WRITTEN EXERCISE. All lines in which the word "analysis" occurs are to be extracted.
* Start *
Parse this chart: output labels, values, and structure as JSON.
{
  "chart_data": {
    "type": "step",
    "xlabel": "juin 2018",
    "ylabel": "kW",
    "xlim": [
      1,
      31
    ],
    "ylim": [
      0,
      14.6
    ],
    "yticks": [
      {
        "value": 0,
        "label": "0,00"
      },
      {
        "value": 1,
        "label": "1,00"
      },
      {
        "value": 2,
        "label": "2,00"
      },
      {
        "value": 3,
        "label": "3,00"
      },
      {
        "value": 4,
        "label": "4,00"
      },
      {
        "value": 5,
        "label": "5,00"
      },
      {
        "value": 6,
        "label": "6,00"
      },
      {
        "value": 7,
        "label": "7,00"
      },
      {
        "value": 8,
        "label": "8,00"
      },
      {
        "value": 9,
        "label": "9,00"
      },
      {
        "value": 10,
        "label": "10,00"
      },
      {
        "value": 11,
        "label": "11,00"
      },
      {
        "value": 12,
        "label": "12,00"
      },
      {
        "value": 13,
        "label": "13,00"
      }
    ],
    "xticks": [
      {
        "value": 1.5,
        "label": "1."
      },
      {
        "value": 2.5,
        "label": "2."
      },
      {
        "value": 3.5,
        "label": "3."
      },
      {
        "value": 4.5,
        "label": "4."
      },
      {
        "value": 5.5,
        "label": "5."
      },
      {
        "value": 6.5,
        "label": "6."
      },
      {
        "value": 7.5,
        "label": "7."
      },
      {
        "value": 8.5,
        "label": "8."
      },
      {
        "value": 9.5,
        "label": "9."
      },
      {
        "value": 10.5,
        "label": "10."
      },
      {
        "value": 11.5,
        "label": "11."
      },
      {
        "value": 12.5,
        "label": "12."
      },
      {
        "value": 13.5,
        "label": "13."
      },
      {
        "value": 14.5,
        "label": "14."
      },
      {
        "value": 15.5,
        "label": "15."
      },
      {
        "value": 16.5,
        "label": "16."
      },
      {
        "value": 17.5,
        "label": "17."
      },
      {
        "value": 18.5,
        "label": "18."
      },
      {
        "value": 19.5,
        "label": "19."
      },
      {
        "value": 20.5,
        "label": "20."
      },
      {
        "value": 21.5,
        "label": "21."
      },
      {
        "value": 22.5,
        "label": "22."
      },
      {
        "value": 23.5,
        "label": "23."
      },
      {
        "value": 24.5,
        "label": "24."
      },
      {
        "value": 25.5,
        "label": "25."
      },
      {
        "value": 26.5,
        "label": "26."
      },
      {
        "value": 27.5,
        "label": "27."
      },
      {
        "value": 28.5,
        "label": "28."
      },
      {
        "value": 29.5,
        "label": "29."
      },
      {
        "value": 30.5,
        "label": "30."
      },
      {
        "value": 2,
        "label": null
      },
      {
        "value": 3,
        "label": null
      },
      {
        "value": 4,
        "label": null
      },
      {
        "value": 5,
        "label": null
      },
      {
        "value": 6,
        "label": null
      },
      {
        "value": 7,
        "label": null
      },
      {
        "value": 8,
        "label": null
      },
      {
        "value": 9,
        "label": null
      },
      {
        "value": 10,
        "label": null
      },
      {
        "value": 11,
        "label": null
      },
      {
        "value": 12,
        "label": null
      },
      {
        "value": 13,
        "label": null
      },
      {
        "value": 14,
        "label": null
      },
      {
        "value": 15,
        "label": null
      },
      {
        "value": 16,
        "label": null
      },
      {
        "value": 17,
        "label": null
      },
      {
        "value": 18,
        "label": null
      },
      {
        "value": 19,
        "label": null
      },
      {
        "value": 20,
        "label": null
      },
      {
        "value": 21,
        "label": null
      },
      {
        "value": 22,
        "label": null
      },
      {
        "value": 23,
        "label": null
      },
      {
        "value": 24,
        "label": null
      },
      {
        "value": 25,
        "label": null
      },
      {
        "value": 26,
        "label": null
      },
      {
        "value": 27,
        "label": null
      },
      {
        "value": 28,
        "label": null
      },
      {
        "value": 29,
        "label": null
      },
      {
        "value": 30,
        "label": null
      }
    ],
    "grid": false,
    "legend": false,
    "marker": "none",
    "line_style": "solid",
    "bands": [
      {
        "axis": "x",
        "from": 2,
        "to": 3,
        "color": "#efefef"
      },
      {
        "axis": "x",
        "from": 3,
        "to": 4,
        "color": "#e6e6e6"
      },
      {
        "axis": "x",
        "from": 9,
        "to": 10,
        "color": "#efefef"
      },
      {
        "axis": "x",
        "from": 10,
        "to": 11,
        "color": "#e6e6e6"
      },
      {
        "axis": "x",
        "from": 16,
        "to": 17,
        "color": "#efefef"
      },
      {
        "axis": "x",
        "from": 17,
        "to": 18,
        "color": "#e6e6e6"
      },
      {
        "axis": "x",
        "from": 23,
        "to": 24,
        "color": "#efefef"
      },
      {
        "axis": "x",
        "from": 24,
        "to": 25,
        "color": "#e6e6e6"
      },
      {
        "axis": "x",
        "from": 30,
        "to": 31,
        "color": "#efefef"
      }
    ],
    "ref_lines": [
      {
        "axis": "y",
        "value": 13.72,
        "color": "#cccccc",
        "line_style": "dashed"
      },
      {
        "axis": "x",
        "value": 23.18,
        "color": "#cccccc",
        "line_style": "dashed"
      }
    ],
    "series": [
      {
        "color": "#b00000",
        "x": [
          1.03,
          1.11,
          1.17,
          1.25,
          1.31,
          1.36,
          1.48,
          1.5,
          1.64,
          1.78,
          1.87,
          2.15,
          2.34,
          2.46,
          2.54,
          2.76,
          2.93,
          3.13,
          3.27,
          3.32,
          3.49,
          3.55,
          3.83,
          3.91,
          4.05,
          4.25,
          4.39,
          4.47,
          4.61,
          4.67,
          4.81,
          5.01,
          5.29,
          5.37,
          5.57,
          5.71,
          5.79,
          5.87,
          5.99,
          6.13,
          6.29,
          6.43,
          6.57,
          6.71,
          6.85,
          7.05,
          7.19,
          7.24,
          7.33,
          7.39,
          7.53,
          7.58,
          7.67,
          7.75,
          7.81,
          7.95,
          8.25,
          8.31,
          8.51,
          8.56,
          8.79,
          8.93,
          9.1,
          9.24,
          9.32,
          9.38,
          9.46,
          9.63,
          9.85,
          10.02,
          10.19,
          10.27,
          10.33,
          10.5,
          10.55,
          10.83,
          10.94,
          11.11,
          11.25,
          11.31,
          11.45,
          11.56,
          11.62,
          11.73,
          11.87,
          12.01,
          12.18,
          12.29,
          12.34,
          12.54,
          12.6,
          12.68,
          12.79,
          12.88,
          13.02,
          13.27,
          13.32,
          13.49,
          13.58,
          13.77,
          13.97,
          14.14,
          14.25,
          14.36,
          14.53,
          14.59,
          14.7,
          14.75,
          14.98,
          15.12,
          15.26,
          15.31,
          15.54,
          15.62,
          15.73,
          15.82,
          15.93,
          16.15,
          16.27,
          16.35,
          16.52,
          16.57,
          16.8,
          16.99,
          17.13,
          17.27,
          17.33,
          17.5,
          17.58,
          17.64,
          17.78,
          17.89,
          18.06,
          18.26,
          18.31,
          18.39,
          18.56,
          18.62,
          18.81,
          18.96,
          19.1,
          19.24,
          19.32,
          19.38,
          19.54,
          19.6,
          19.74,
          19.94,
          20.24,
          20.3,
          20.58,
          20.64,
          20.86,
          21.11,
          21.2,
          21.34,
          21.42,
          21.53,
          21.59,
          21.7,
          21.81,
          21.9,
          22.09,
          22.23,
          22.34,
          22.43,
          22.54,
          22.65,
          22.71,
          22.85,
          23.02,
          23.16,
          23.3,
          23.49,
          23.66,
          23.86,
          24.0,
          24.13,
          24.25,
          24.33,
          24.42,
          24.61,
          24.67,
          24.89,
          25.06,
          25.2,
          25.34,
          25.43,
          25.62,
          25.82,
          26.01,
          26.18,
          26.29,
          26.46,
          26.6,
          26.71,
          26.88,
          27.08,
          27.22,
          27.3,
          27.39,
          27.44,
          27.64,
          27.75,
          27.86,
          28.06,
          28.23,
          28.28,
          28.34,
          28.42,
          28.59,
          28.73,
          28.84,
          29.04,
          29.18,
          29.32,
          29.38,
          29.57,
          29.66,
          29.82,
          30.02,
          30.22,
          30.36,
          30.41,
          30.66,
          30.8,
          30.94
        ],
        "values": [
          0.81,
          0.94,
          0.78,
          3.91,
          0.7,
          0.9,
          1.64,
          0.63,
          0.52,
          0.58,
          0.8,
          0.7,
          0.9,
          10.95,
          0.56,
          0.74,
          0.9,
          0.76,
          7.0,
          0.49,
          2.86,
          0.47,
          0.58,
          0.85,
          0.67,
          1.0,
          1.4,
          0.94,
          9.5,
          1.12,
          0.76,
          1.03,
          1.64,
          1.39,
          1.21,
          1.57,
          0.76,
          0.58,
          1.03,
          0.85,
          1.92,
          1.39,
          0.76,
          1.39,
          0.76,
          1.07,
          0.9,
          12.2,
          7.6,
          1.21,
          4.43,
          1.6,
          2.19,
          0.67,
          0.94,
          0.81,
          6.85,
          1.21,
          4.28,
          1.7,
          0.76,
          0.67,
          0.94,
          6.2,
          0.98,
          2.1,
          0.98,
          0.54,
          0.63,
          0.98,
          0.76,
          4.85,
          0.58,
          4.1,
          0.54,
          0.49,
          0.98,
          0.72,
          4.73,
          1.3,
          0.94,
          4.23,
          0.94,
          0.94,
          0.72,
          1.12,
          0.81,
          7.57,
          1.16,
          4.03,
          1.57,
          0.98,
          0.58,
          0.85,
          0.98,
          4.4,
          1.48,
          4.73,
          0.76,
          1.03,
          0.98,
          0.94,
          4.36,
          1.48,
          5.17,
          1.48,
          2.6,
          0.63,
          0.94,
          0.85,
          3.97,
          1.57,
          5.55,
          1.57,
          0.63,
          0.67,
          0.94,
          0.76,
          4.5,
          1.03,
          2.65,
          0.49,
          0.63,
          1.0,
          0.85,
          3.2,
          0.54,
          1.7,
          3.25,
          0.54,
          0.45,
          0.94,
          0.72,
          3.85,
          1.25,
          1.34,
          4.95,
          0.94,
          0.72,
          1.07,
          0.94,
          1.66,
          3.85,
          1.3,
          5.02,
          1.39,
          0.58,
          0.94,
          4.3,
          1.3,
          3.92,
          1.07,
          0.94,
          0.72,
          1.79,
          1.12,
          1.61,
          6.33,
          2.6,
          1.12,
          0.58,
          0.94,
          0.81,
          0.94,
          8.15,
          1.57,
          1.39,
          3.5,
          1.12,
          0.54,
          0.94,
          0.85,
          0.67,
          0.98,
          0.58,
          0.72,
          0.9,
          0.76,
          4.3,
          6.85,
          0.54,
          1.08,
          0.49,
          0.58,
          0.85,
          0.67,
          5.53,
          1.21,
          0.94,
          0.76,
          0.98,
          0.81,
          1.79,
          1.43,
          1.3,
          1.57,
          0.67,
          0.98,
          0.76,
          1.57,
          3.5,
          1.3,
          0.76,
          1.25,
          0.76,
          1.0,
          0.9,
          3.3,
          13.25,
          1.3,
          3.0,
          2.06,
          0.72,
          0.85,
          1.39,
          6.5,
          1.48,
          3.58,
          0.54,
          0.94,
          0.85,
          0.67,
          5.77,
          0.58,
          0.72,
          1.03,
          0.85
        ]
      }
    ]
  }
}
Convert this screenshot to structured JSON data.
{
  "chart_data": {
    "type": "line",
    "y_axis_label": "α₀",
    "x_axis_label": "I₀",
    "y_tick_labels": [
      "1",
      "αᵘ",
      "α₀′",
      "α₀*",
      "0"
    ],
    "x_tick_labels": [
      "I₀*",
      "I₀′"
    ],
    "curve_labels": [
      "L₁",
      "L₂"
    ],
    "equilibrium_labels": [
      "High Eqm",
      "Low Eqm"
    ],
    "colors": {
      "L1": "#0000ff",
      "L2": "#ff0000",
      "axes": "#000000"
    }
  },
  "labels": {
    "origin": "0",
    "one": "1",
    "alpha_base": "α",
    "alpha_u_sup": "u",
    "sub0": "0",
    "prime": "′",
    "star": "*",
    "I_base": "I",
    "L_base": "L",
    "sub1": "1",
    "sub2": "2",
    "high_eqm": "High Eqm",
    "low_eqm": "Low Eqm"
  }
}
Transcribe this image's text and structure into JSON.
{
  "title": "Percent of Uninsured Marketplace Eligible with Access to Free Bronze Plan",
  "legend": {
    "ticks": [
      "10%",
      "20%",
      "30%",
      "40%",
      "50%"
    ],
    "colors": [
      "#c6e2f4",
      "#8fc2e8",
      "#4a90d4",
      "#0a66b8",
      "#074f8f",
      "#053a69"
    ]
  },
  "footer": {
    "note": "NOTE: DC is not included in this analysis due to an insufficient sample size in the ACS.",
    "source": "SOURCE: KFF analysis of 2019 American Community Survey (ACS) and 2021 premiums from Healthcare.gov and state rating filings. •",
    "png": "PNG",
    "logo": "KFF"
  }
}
* End *
CORRECT OUTPUT.
    "note": "NOTE: DC is not included in this analysis due to an insufficient sample size in the ACS.",
    "source": "SOURCE: KFF analysis of 2019 American Community Survey (ACS) and 2021 premiums from Healthcare.gov and state rating filings. •",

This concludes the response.